Figure content listings:

-------

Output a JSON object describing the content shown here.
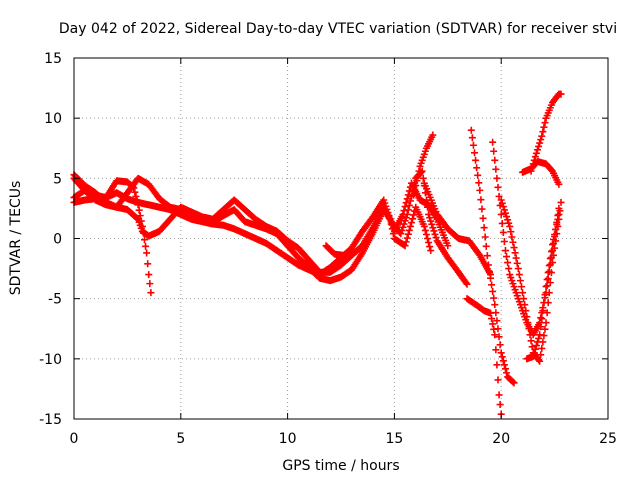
{
  "chart_data": {
    "type": "scatter",
    "title": "Day 042 of 2022, Sidereal Day-to-day VTEC variation (SDTVAR) for receiver stvi",
    "xlabel": "GPS time / hours",
    "ylabel": "SDTVAR / TECUs",
    "xlim": [
      0,
      25
    ],
    "ylim": [
      -15,
      15
    ],
    "xticks": [
      0,
      5,
      10,
      15,
      20,
      25
    ],
    "yticks": [
      -15,
      -10,
      -5,
      0,
      5,
      10,
      15
    ],
    "grid": true,
    "marker": "plus",
    "color": "#ff0000",
    "series": [
      {
        "points": [
          [
            0,
            5.3
          ],
          [
            0.5,
            4.4
          ],
          [
            1,
            3.8
          ],
          [
            1.5,
            3.0
          ],
          [
            2,
            2.6
          ],
          [
            2.5,
            3.8
          ],
          [
            3,
            5.0
          ],
          [
            3.5,
            4.5
          ],
          [
            4,
            3.3
          ],
          [
            4.5,
            2.6
          ],
          [
            5,
            2.4
          ],
          [
            5.5,
            2.0
          ],
          [
            6,
            1.6
          ],
          [
            6.5,
            1.4
          ],
          [
            7,
            1.9
          ],
          [
            7.5,
            2.4
          ],
          [
            8,
            1.4
          ],
          [
            8.5,
            1.1
          ],
          [
            9,
            0.8
          ],
          [
            9.5,
            0.4
          ],
          [
            10,
            -0.6
          ],
          [
            10.5,
            -1.6
          ],
          [
            11,
            -2.4
          ],
          [
            11.5,
            -3.3
          ],
          [
            12,
            -3.5
          ],
          [
            12.5,
            -3.2
          ],
          [
            13,
            -2.6
          ],
          [
            13.5,
            -1.2
          ],
          [
            14,
            0.5
          ],
          [
            14.5,
            2.4
          ],
          [
            15,
            1.0
          ],
          [
            15.3,
            0.4
          ],
          [
            15.6,
            2.0
          ],
          [
            16,
            5.0
          ],
          [
            16.3,
            5.6
          ],
          [
            16.6,
            2.0
          ],
          [
            17,
            -0.2
          ],
          [
            17.5,
            -1.6
          ],
          [
            18,
            -2.8
          ],
          [
            18.4,
            -3.8
          ]
        ]
      },
      {
        "points": [
          [
            0,
            5.0
          ],
          [
            0.5,
            4.0
          ],
          [
            1,
            3.6
          ],
          [
            1.5,
            3.4
          ],
          [
            2,
            4.8
          ],
          [
            2.5,
            4.7
          ],
          [
            2.8,
            4.2
          ],
          [
            3,
            2.8
          ],
          [
            3.2,
            1.0
          ],
          [
            3.4,
            -1.2
          ],
          [
            3.5,
            -3.0
          ],
          [
            3.6,
            -4.5
          ]
        ]
      },
      {
        "points": [
          [
            0,
            3.4
          ],
          [
            0.5,
            4.0
          ],
          [
            1,
            3.2
          ],
          [
            1.5,
            2.8
          ],
          [
            2,
            2.6
          ],
          [
            2.5,
            2.4
          ],
          [
            3,
            1.6
          ],
          [
            3.2,
            0.6
          ],
          [
            3.5,
            0.2
          ],
          [
            4,
            0.6
          ],
          [
            4.5,
            1.6
          ],
          [
            5,
            2.6
          ],
          [
            5.5,
            2.2
          ],
          [
            6,
            1.8
          ],
          [
            6.5,
            1.6
          ],
          [
            7,
            2.4
          ],
          [
            7.5,
            3.2
          ],
          [
            8,
            2.4
          ],
          [
            8.5,
            1.6
          ],
          [
            9,
            1.0
          ],
          [
            9.5,
            0.6
          ],
          [
            10,
            -0.2
          ],
          [
            10.5,
            -0.8
          ],
          [
            11,
            -1.8
          ],
          [
            11.5,
            -2.8
          ],
          [
            12,
            -2.8
          ],
          [
            12.5,
            -2.2
          ],
          [
            13,
            -1.4
          ],
          [
            13.5,
            -0.6
          ],
          [
            14,
            0.9
          ],
          [
            14.5,
            2.6
          ],
          [
            14.8,
            1.6
          ],
          [
            15,
            0.0
          ],
          [
            15.5,
            -0.6
          ],
          [
            16,
            2.6
          ],
          [
            16.4,
            1.0
          ],
          [
            16.7,
            -1.0
          ]
        ]
      },
      {
        "points": [
          [
            0,
            3.0
          ],
          [
            0.5,
            3.2
          ],
          [
            1,
            3.3
          ],
          [
            1.5,
            3.4
          ],
          [
            2,
            3.8
          ],
          [
            2.5,
            3.3
          ],
          [
            3,
            3.0
          ],
          [
            3.5,
            2.8
          ],
          [
            4,
            2.6
          ],
          [
            4.5,
            2.4
          ],
          [
            5,
            2.0
          ],
          [
            5.5,
            1.6
          ],
          [
            6,
            1.4
          ],
          [
            6.5,
            1.2
          ],
          [
            7,
            1.1
          ],
          [
            7.5,
            0.8
          ],
          [
            8,
            0.4
          ],
          [
            8.5,
            0.0
          ],
          [
            9,
            -0.4
          ],
          [
            9.5,
            -1.0
          ],
          [
            10,
            -1.6
          ],
          [
            10.5,
            -2.2
          ],
          [
            11,
            -2.6
          ],
          [
            11.5,
            -3.0
          ],
          [
            12,
            -2.4
          ],
          [
            12.5,
            -1.6
          ],
          [
            13,
            -0.8
          ],
          [
            13.5,
            0.6
          ],
          [
            14,
            1.8
          ],
          [
            14.5,
            3.2
          ],
          [
            15,
            0.6
          ],
          [
            15.4,
            2.0
          ],
          [
            15.8,
            4.6
          ],
          [
            16.2,
            3.2
          ],
          [
            16.6,
            2.8
          ],
          [
            17,
            1.6
          ],
          [
            17.5,
            -0.6
          ]
        ]
      },
      {
        "points": [
          [
            11.8,
            -0.6
          ],
          [
            12.2,
            -1.3
          ],
          [
            12.6,
            -1.4
          ],
          [
            13,
            -1.2
          ]
        ]
      },
      {
        "points": [
          [
            15.9,
            3.6
          ],
          [
            16.2,
            6.0
          ],
          [
            16.5,
            7.5
          ],
          [
            16.8,
            8.6
          ]
        ]
      },
      {
        "points": [
          [
            16.4,
            4.6
          ],
          [
            17,
            2.0
          ],
          [
            17.5,
            0.8
          ],
          [
            18,
            0.0
          ],
          [
            18.5,
            -0.2
          ],
          [
            19,
            -1.4
          ],
          [
            19.5,
            -3.0
          ]
        ]
      },
      {
        "points": [
          [
            18.6,
            9.0
          ],
          [
            19,
            4.0
          ],
          [
            19.4,
            -2.2
          ],
          [
            19.7,
            -5.5
          ],
          [
            20,
            -9.5
          ],
          [
            20.3,
            -11.5
          ],
          [
            20.6,
            -12.0
          ]
        ]
      },
      {
        "points": [
          [
            18.4,
            -5.0
          ],
          [
            18.9,
            -5.6
          ],
          [
            19.2,
            -6.0
          ],
          [
            19.5,
            -6.2
          ],
          [
            19.7,
            -8.0
          ],
          [
            19.9,
            -13.0
          ],
          [
            20,
            -14.6
          ]
        ]
      },
      {
        "points": [
          [
            19.6,
            8.0
          ],
          [
            19.8,
            5.0
          ],
          [
            20,
            2.0
          ],
          [
            20.2,
            -1.0
          ],
          [
            20.4,
            -3.0
          ],
          [
            20.8,
            -5.0
          ],
          [
            21.2,
            -7.0
          ],
          [
            21.5,
            -8.0
          ],
          [
            21.8,
            -7.0
          ],
          [
            22.1,
            -4.5
          ],
          [
            22.4,
            -1.0
          ],
          [
            22.7,
            2.5
          ]
        ]
      },
      {
        "points": [
          [
            21,
            5.5
          ],
          [
            21.4,
            5.8
          ],
          [
            21.7,
            6.4
          ],
          [
            22.1,
            6.2
          ],
          [
            22.4,
            5.6
          ],
          [
            22.7,
            4.5
          ]
        ]
      },
      {
        "points": [
          [
            20,
            3.2
          ],
          [
            20.4,
            1.0
          ],
          [
            20.8,
            -2.5
          ],
          [
            21.2,
            -6.5
          ],
          [
            21.5,
            -9.5
          ],
          [
            21.8,
            -10.2
          ],
          [
            22.1,
            -7.0
          ],
          [
            22.4,
            -2.0
          ],
          [
            22.7,
            1.6
          ],
          [
            22.8,
            3.0
          ]
        ]
      },
      {
        "points": [
          [
            21.2,
            -10.0
          ],
          [
            21.5,
            -9.8
          ],
          [
            21.8,
            -8.0
          ],
          [
            22.1,
            -4.0
          ],
          [
            22.4,
            -0.5
          ],
          [
            22.7,
            2.0
          ]
        ]
      },
      {
        "points": [
          [
            21.4,
            5.6
          ],
          [
            21.6,
            6.8
          ],
          [
            21.9,
            8.5
          ],
          [
            22.1,
            10.0
          ],
          [
            22.4,
            11.3
          ],
          [
            22.7,
            12.0
          ],
          [
            22.8,
            12.0
          ]
        ]
      }
    ]
  }
}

-------

• **Task requirements**:
Gather up every line in the data above that contains the word "SDTVAR", copying each one.

• **Output for this task**:
    "title": "Day 042 of 2022, Sidereal Day-to-day VTEC variation (SDTVAR) for receiver stvi",
    "ylabel": "SDTVAR / TECUs",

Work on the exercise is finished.